> **What needs to be done**: Transcribe all of the data exactly. Omit the pictures.

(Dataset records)
▶

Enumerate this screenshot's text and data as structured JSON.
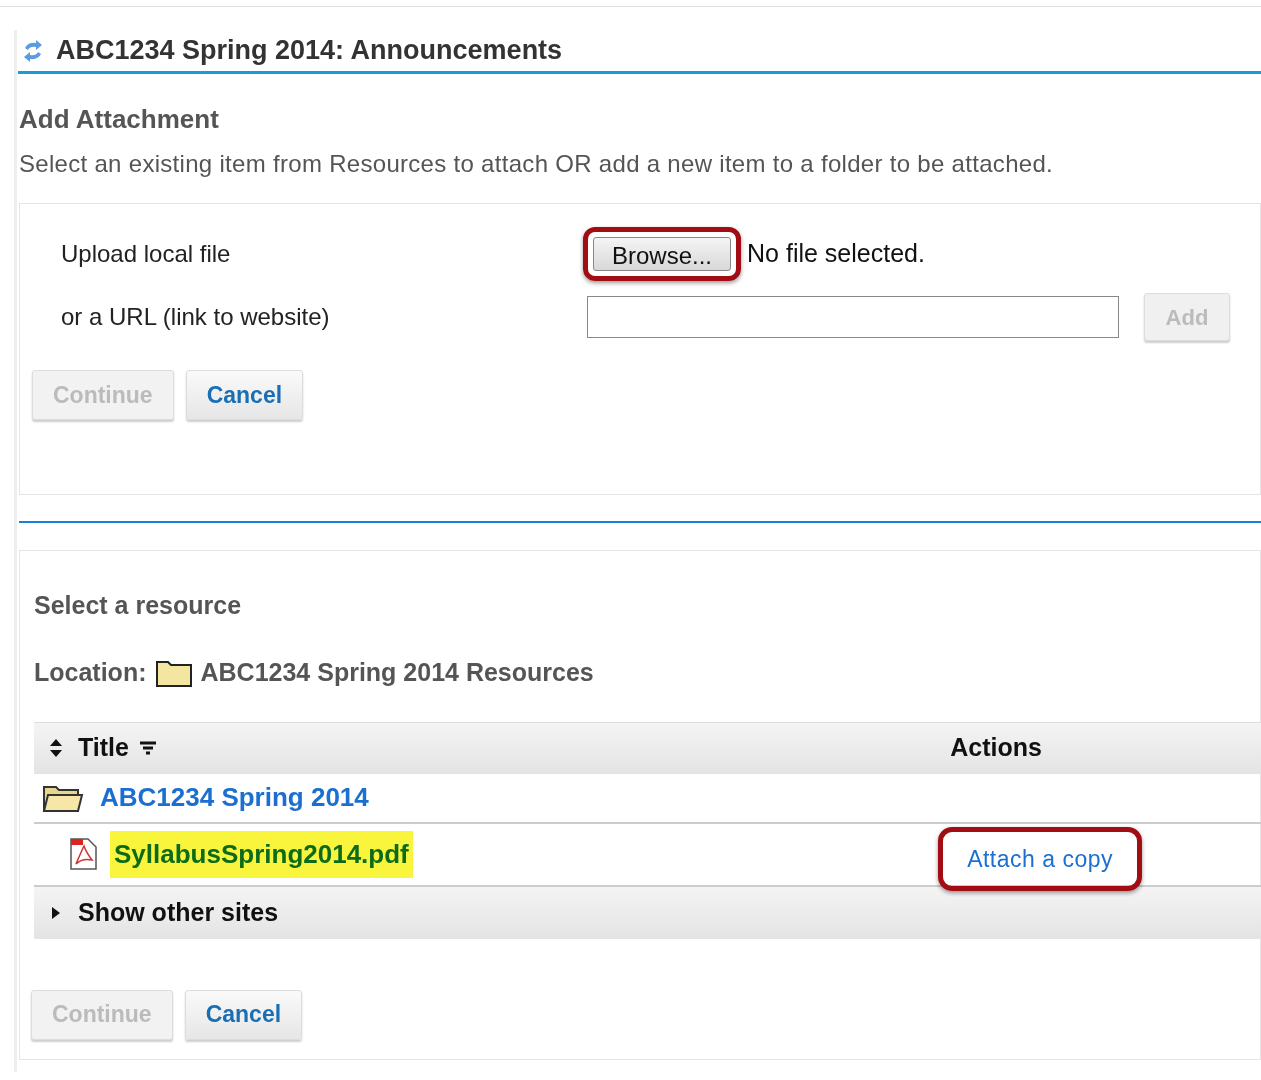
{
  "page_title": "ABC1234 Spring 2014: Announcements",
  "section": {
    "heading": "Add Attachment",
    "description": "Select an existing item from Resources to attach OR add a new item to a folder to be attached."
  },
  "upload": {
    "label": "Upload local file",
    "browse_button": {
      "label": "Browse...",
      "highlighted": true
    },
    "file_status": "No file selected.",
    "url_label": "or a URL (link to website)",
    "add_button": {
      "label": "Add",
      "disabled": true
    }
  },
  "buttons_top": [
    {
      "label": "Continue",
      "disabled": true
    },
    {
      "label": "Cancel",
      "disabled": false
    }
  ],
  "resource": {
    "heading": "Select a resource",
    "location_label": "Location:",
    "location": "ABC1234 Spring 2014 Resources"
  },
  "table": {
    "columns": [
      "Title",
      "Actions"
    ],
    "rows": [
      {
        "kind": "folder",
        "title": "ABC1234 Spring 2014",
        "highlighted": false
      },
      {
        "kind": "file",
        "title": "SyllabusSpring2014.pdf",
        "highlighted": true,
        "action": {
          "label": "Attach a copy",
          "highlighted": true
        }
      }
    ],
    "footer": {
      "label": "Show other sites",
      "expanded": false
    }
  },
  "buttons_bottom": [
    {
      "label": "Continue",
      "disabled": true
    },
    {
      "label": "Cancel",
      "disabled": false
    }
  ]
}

◀

> **Answer below**:
Enumerate this screenshot's text and data as structured JSON.
{
  "page_title": "ABC1234 Spring 2014: Announcements",
  "section": {
    "heading": "Add Attachment",
    "description": "Select an existing item from Resources to attach OR add a new item to a folder to be attached."
  },
  "upload": {
    "label": "Upload local file",
    "browse_button": {
      "label": "Browse...",
      "highlighted": true
    },
    "file_status": "No file selected.",
    "url_label": "or a URL (link to website)",
    "add_button": {
      "label": "Add",
      "disabled": true
    }
  },
  "buttons_top": [
    {
      "label": "Continue",
      "disabled": true
    },
    {
      "label": "Cancel",
      "disabled": false
    }
  ],
  "resource": {
    "heading": "Select a resource",
    "location_label": "Location:",
    "location": "ABC1234 Spring 2014 Resources"
  },
  "table": {
    "columns": [
      "Title",
      "Actions"
    ],
    "rows": [
      {
        "kind": "folder",
        "title": "ABC1234 Spring 2014",
        "highlighted": false
      },
      {
        "kind": "file",
        "title": "SyllabusSpring2014.pdf",
        "highlighted": true,
        "action": {
          "label": "Attach a copy",
          "highlighted": true
        }
      }
    ],
    "footer": {
      "label": "Show other sites",
      "expanded": false
    }
  },
  "buttons_bottom": [
    {
      "label": "Continue",
      "disabled": true
    },
    {
      "label": "Cancel",
      "disabled": false
    }
  ]
}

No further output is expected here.